(Dataset excerpts)
● ● ● ● ●

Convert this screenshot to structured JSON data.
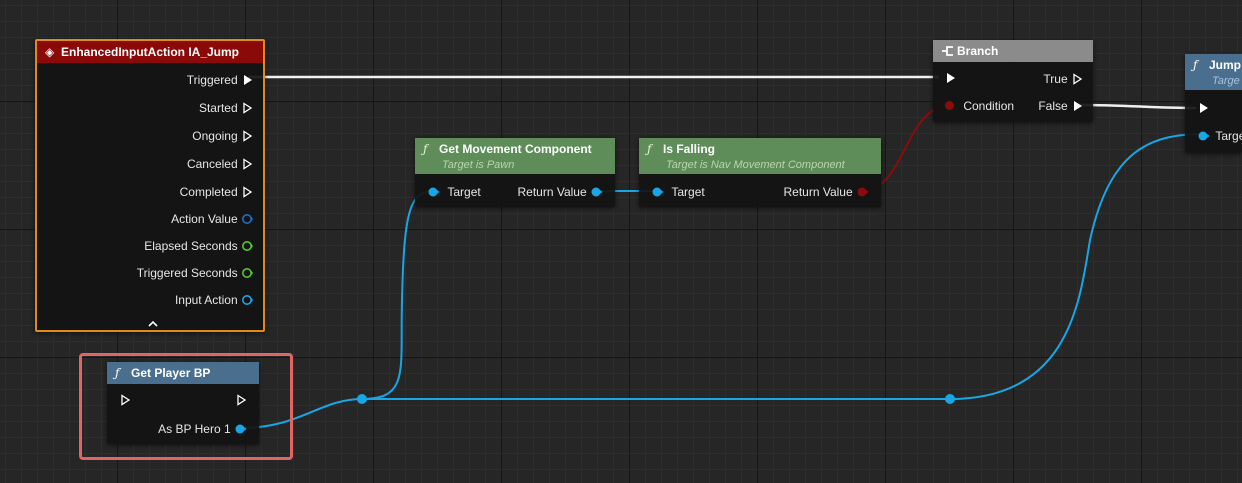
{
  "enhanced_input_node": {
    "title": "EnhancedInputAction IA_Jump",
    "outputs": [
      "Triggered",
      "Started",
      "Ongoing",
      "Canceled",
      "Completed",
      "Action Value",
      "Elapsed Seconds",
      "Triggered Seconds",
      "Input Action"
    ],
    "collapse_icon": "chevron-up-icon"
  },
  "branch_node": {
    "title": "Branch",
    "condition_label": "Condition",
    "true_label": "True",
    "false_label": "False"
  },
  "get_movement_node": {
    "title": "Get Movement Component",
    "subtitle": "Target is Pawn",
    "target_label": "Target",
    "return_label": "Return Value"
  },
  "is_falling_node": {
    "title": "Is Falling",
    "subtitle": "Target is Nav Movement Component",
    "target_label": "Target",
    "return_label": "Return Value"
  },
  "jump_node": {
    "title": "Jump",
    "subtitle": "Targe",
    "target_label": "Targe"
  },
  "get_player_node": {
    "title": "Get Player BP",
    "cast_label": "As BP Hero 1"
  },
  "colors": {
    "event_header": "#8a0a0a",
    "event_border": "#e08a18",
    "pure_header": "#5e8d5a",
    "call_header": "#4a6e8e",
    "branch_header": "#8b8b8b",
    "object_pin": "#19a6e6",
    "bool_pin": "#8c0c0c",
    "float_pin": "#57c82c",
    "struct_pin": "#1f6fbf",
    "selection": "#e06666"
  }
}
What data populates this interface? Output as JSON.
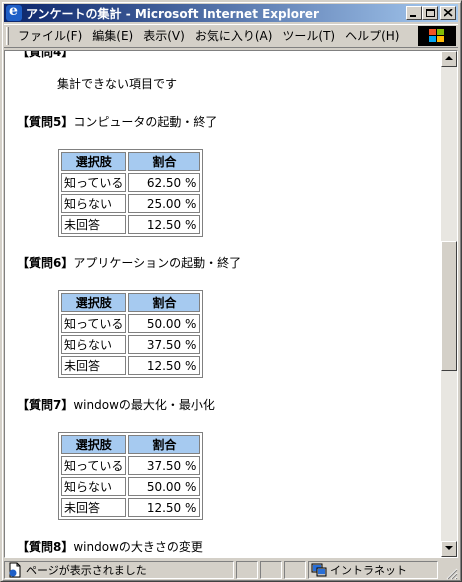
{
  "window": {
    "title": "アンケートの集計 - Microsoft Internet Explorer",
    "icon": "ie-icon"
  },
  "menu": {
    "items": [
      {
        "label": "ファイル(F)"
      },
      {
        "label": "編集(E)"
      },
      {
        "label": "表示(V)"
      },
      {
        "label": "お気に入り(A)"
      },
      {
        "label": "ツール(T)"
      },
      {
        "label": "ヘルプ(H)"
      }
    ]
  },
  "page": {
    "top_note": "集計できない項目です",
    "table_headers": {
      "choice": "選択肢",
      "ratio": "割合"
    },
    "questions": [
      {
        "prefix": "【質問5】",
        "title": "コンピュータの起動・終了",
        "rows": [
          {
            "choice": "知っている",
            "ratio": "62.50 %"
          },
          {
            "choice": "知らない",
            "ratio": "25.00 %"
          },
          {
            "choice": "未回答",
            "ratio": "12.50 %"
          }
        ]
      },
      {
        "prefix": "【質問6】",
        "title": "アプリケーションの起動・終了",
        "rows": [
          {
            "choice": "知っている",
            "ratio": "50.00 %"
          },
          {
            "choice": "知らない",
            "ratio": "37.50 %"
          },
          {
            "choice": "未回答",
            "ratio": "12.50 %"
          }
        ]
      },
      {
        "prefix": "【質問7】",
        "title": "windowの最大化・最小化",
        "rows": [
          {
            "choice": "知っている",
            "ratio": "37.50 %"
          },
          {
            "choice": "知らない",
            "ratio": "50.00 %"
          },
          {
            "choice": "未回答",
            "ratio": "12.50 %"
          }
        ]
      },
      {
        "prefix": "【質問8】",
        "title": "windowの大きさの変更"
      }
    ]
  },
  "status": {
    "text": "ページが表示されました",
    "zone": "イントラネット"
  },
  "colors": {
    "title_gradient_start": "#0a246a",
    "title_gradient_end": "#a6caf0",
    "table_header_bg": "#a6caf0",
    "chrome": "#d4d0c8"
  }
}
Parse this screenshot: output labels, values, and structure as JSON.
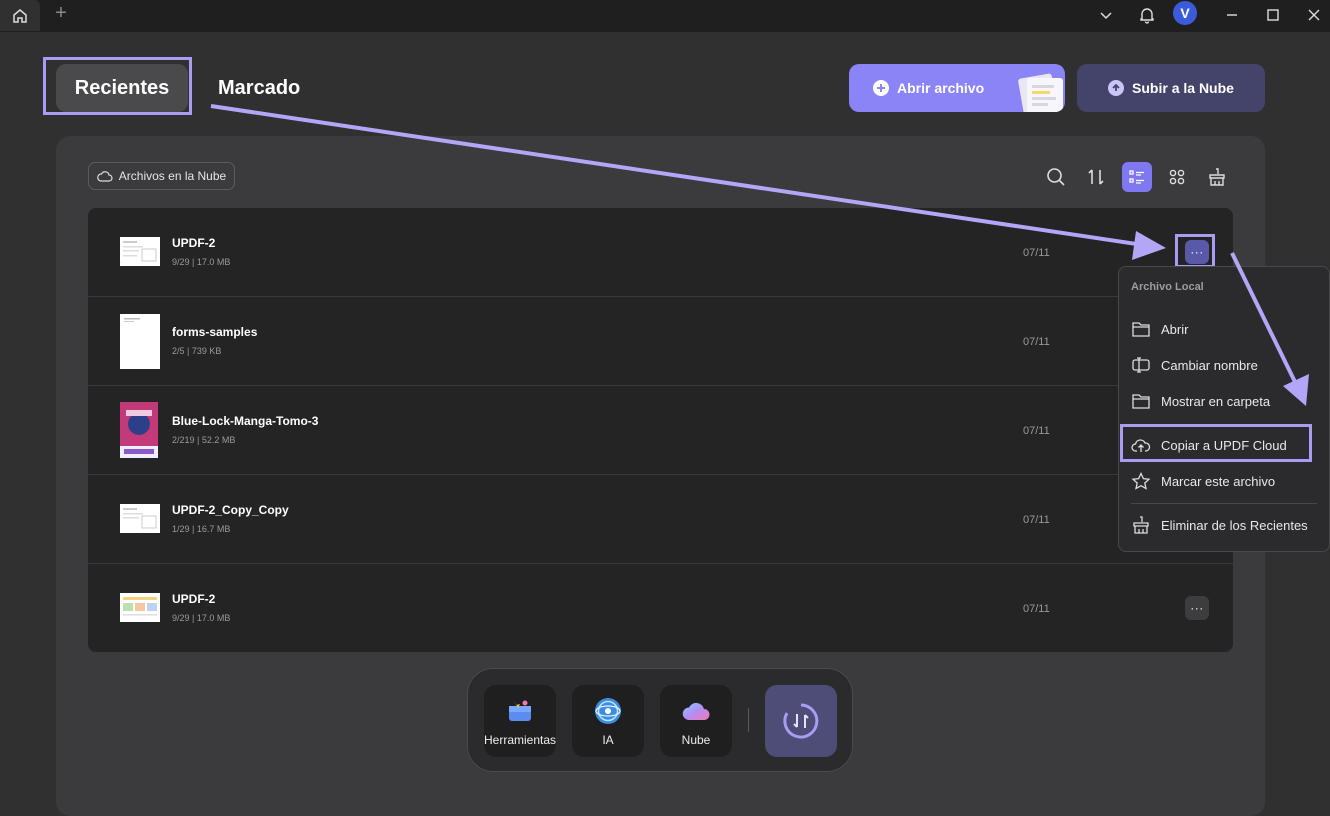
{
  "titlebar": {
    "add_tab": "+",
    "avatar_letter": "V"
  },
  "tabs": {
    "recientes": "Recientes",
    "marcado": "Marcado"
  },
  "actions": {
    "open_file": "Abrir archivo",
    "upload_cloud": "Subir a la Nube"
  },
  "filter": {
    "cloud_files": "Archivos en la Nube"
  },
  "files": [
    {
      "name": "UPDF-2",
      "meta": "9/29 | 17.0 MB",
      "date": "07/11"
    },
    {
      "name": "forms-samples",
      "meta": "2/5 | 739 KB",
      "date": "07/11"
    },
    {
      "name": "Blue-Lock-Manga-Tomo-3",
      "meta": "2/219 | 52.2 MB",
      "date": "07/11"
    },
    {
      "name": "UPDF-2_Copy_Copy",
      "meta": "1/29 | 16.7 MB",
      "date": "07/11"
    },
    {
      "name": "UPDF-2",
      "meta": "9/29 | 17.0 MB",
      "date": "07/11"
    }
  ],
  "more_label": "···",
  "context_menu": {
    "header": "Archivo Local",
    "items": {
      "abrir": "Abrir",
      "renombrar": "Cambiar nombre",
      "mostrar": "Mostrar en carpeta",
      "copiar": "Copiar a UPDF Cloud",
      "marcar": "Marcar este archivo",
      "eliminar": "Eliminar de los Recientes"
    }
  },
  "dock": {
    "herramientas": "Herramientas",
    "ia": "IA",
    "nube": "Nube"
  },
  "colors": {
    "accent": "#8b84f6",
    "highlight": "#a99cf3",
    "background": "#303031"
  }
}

● ● ● ● ●

In the entries above, identify every line with the string "prefix".

        "prefix": "【質問5】",
        "prefix": "【質問6】",
        "prefix": "【質問7】",
        "prefix": "【質問8】",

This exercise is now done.